> _WHAT IS ASKED_: Answer with nothing except the number of lines that contain the word "figure".

> _MATERIAL FOR THIS EXERCISE_:
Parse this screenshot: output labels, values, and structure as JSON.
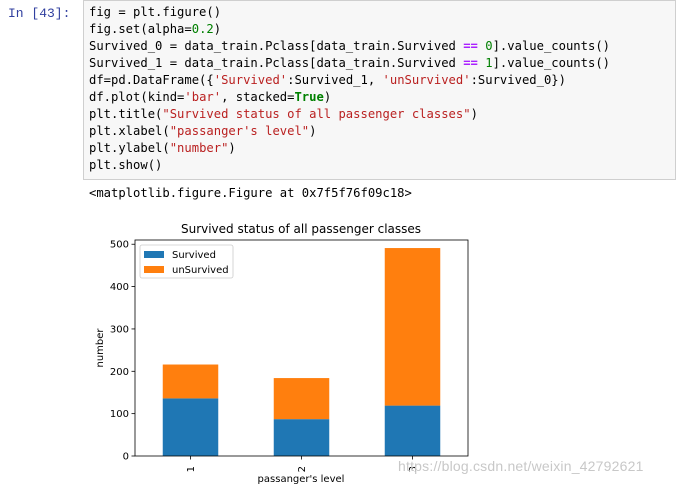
{
  "cell": {
    "prompt": "In  [43]:",
    "code_lines": [
      [
        {
          "t": "fig = plt.figure()",
          "c": ""
        }
      ],
      [
        {
          "t": "fig.set(alpha=",
          "c": ""
        },
        {
          "t": "0.2",
          "c": "num"
        },
        {
          "t": ")",
          "c": ""
        }
      ],
      [
        {
          "t": "Survived_0 = data_train.Pclass[data_train.Survived ",
          "c": ""
        },
        {
          "t": "==",
          "c": "op"
        },
        {
          "t": " ",
          "c": ""
        },
        {
          "t": "0",
          "c": "num"
        },
        {
          "t": "].value_counts()",
          "c": ""
        }
      ],
      [
        {
          "t": "Survived_1 = data_train.Pclass[data_train.Survived ",
          "c": ""
        },
        {
          "t": "==",
          "c": "op"
        },
        {
          "t": " ",
          "c": ""
        },
        {
          "t": "1",
          "c": "num"
        },
        {
          "t": "].value_counts()",
          "c": ""
        }
      ],
      [
        {
          "t": "df=pd.DataFrame({",
          "c": ""
        },
        {
          "t": "'Survived'",
          "c": "str"
        },
        {
          "t": ":Survived_1, ",
          "c": ""
        },
        {
          "t": "'unSurvived'",
          "c": "str"
        },
        {
          "t": ":Survived_0})",
          "c": ""
        }
      ],
      [
        {
          "t": "df.plot(kind=",
          "c": ""
        },
        {
          "t": "'bar'",
          "c": "str"
        },
        {
          "t": ", stacked=",
          "c": ""
        },
        {
          "t": "True",
          "c": "kw"
        },
        {
          "t": ")",
          "c": ""
        }
      ],
      [
        {
          "t": "plt.title(",
          "c": ""
        },
        {
          "t": "\"Survived status of all passenger classes\"",
          "c": "str"
        },
        {
          "t": ")",
          "c": ""
        }
      ],
      [
        {
          "t": "plt.xlabel(",
          "c": ""
        },
        {
          "t": "\"passanger's level\"",
          "c": "str"
        },
        {
          "t": ")",
          "c": ""
        }
      ],
      [
        {
          "t": "plt.ylabel(",
          "c": ""
        },
        {
          "t": "\"number\"",
          "c": "str"
        },
        {
          "t": ")",
          "c": ""
        }
      ],
      [
        {
          "t": "plt.show()",
          "c": ""
        }
      ]
    ]
  },
  "output": {
    "text": "<matplotlib.figure.Figure at 0x7f5f76f09c18>"
  },
  "watermark": "https://blog.csdn.net/weixin_42792621",
  "chart_data": {
    "type": "bar",
    "stacked": true,
    "title": "Survived status of all passenger classes",
    "xlabel": "passanger's level",
    "ylabel": "number",
    "categories": [
      "1",
      "2",
      "3"
    ],
    "series": [
      {
        "name": "Survived",
        "values": [
          136,
          87,
          119
        ],
        "color": "#1f77b4"
      },
      {
        "name": "unSurvived",
        "values": [
          80,
          97,
          372
        ],
        "color": "#ff7f0e"
      }
    ],
    "ylim": [
      0,
      510
    ],
    "yticks": [
      0,
      100,
      200,
      300,
      400,
      500
    ],
    "legend": "top-left",
    "grid": false
  }
}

> _EXERCISE OUTPUT_: 2